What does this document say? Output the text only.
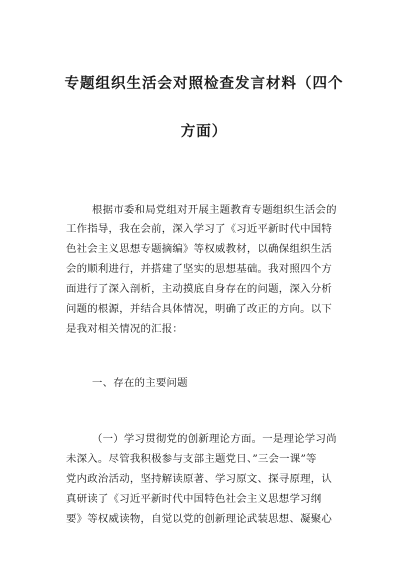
专题组织生活会对照检查发言材料（四个
方面）
根据市委和局党组对开展主题教育专题组织生活会的
工作指导，我在会前，深入学习了《习近平新时代中国特
色社会主义思想专题摘编》等权威教材，以确保组织生活
会的顺利进行，并搭建了坚实的思想基础。我对照四个方
面进行了深入剖析，主动摸底自身存在的问题，深入分析
问题的根源，并结合具体情况，明确了改正的方向。以下
是我对相关情况的汇报：
一、存在的主要问题
（一）学习贯彻党的创新理论方面。一是理论学习尚
未深入。尽管我积极参与支部主题党日、”三会一课”等
党内政治活动，坚持解读原著、学习原文、探寻原理，认
真研读了《习近平新时代中国特色社会主义思想学习纲
要》等权威读物，自觉以党的创新理论武装思想、凝聚心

====================

Your instructions >> Make a word-for-word copy of the entries, without any pictures.

Expected answer >>
What does this document say? Output the text only.
专题组织生活会对照检查发言材料（四个
方面）
根据市委和局党组对开展主题教育专题组织生活会的
工作指导，我在会前，深入学习了《习近平新时代中国特
色社会主义思想专题摘编》等权威教材，以确保组织生活
会的顺利进行，并搭建了坚实的思想基础。我对照四个方
面进行了深入剖析，主动摸底自身存在的问题，深入分析
问题的根源，并结合具体情况，明确了改正的方向。以下
是我对相关情况的汇报：
一、存在的主要问题
（一）学习贯彻党的创新理论方面。一是理论学习尚
未深入。尽管我积极参与支部主题党日、”三会一课”等
党内政治活动，坚持解读原著、学习原文、探寻原理，认
真研读了《习近平新时代中国特色社会主义思想学习纲
要》等权威读物，自觉以党的创新理论武装思想、凝聚心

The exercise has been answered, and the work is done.